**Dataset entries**
☆ ☆ ☆

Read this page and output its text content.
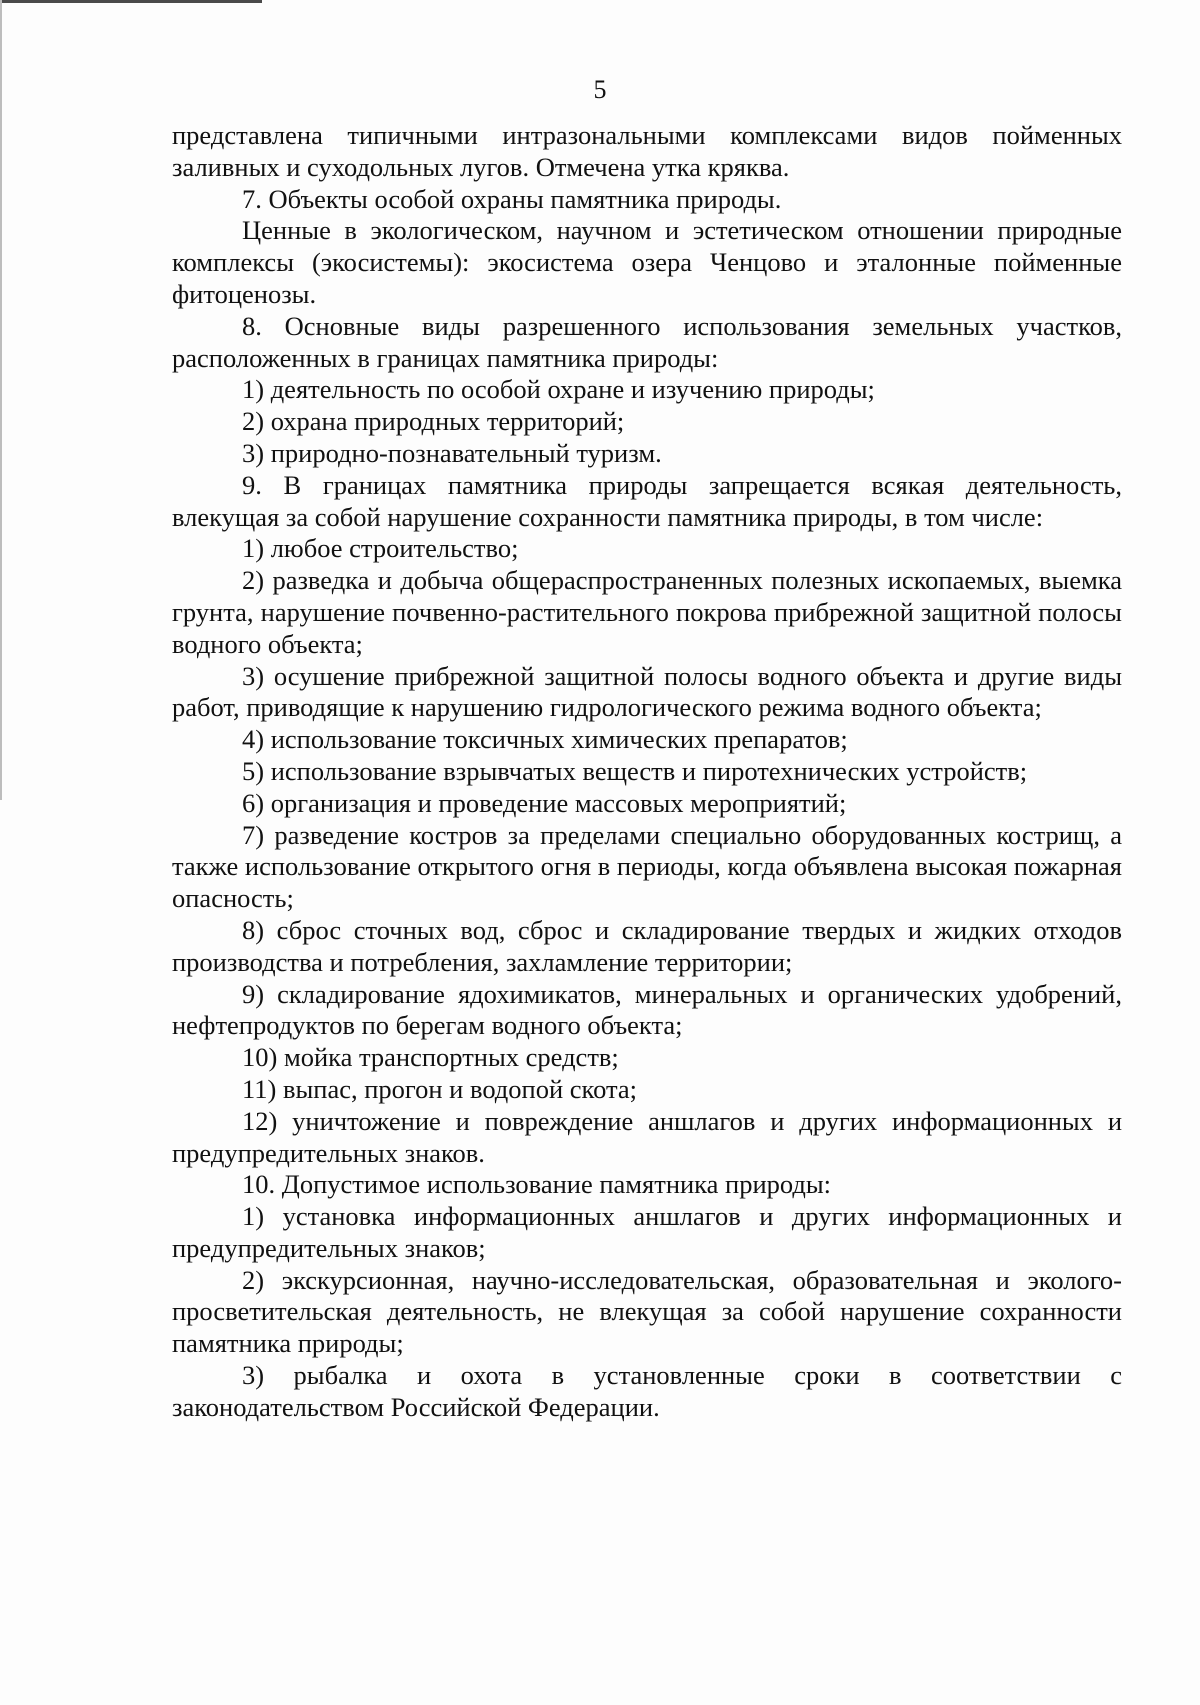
5

представлена типичными интразональными комплексами видов пойменных заливных и суходольных лугов. Отмечена утка кряква.

7. Объекты особой охраны памятника природы.

Ценные в экологическом, научном и эстетическом отношении природные комплексы (экосистемы): экосистема озера Ченцово и эталонные пойменные фитоценозы.

8. Основные виды разрешенного использования земельных участков, расположенных в границах памятника природы:

1) деятельность по особой охране и изучению природы;

2) охрана природных территорий;

3) природно-познавательный туризм.

9. В границах памятника природы запрещается всякая деятельность, влекущая за собой нарушение сохранности памятника природы, в том числе:

1) любое строительство;

2) разведка и добыча общераспространенных полезных ископаемых, выемка грунта, нарушение почвенно-растительного покрова прибрежной защитной полосы водного объекта;

3) осушение прибрежной защитной полосы водного объекта и другие виды работ, приводящие к нарушению гидрологического режима водного объекта;

4) использование токсичных химических препаратов;

5) использование взрывчатых веществ и пиротехнических устройств;

6) организация и проведение массовых мероприятий;

7) разведение костров за пределами специально оборудованных кострищ, а также использование открытого огня в периоды, когда объявлена высокая пожарная опасность;

8) сброс сточных вод, сброс и складирование твердых и жидких отходов производства и потребления, захламление территории;

9) складирование ядохимикатов, минеральных и органических удобрений, нефтепродуктов по берегам водного объекта;

10) мойка транспортных средств;

11) выпас, прогон и водопой скота;

12) уничтожение и повреждение аншлагов и других информационных и предупредительных знаков.

10. Допустимое использование памятника природы:

1) установка информационных аншлагов и других информационных и предупредительных знаков;

2) экскурсионная, научно-исследовательская, образовательная и эколого-просветительская деятельность, не влекущая за собой нарушение сохранности памятника природы;

3) рыбалка и охота в установленные сроки в соответствии с законодательством Российской Федерации.
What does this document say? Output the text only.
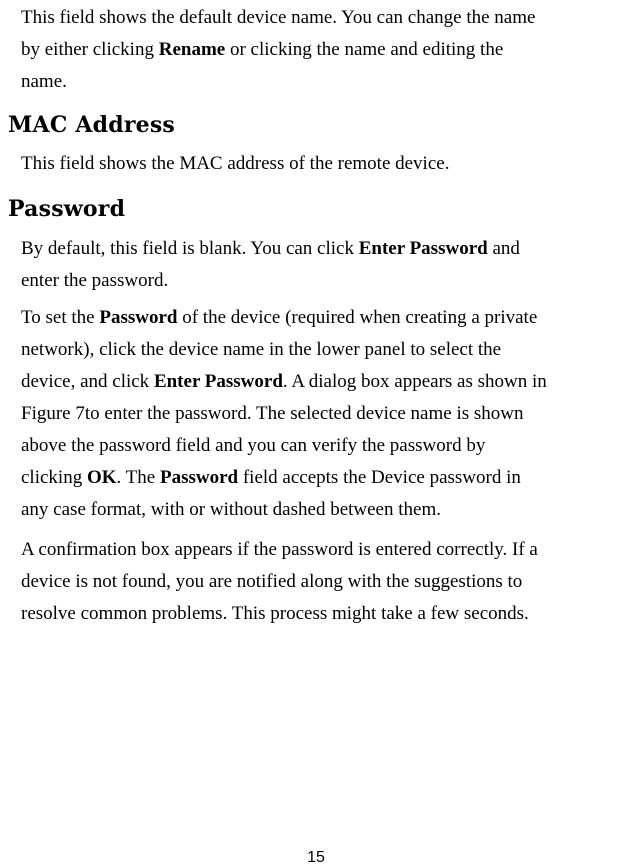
This field shows the default device name. You can change the name
by either clicking Rename or clicking the name and editing the
name.
MAC Address
This field shows the MAC address of the remote device.
Password
By default, this field is blank. You can click Enter Password and
enter the password.
To set the Password of the device (required when creating a private
network), click the device name in the lower panel to select the
device, and click Enter Password. A dialog box appears as shown in
Figure 7to enter the password. The selected device name is shown
above the password field and you can verify the password by
clicking OK. The Password field accepts the Device password in
any case format, with or without dashed between them.
A confirmation box appears if the password is entered correctly. If a
device is not found, you are notified along with the suggestions to
resolve common problems. This process might take a few seconds.
15
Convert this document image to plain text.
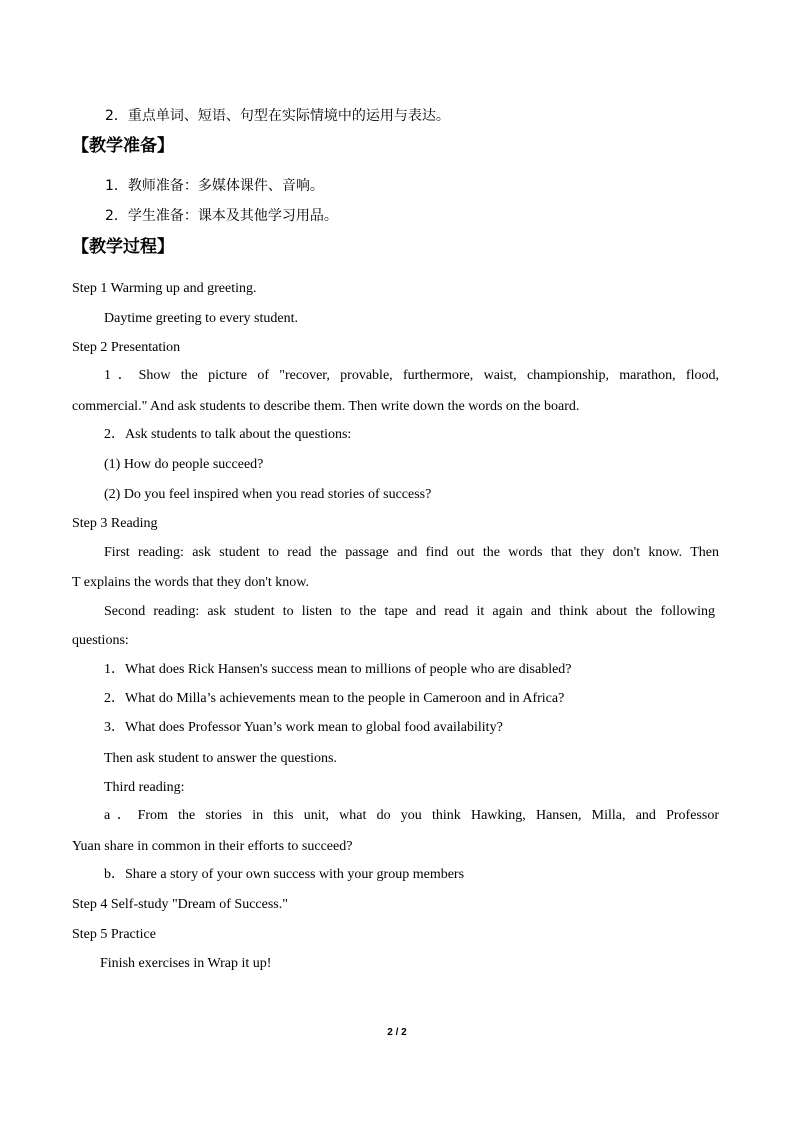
2．重点单词、短语、句型在实际情境中的运用与表达。
【教学准备】
1．教师准备：多媒体课件、音响。
2．学生准备：课本及其他学习用品。
【教学过程】
Step 1 Warming up and greeting.
Daytime greeting to every student.
Step 2 Presentation
1．Show the picture of "recover, provable, furthermore, waist, championship, marathon, flood,
commercial." And ask students to describe them. Then write down the words on the board.
2．Ask students to talk about the questions:
(1) How do people succeed?
(2) Do you feel inspired when you read stories of success?
Step 3 Reading
First reading: ask student to read the passage and find out the words that they don't know. Then
T explains the words that they don't know.
Second reading: ask student to listen to the tape and read it again and think about the following
questions:
1．What does Rick Hansen's success mean to millions of people who are disabled?
2．What do Milla’s achievements mean to the people in Cameroon and in Africa?
3．What does Professor Yuan’s work mean to global food availability?
Then ask student to answer the questions.
Third reading:
a．From the stories in this unit, what do you think Hawking, Hansen, Milla, and Professor
Yuan share in common in their efforts to succeed?
b．Share a story of your own success with your group members
Step 4 Self-study "Dream of Success."
Step 5 Practice
Finish exercises in Wrap it up!
2 / 2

☆ ☆ ☆

**What you need to do**
Only lines holding the string "Professor" are wanted; gather each one from the entries above.

**Written response**
3．What does Professor Yuan’s work mean to global food availability?
a．From the stories in this unit, what do you think Hawking, Hansen, Milla, and Professor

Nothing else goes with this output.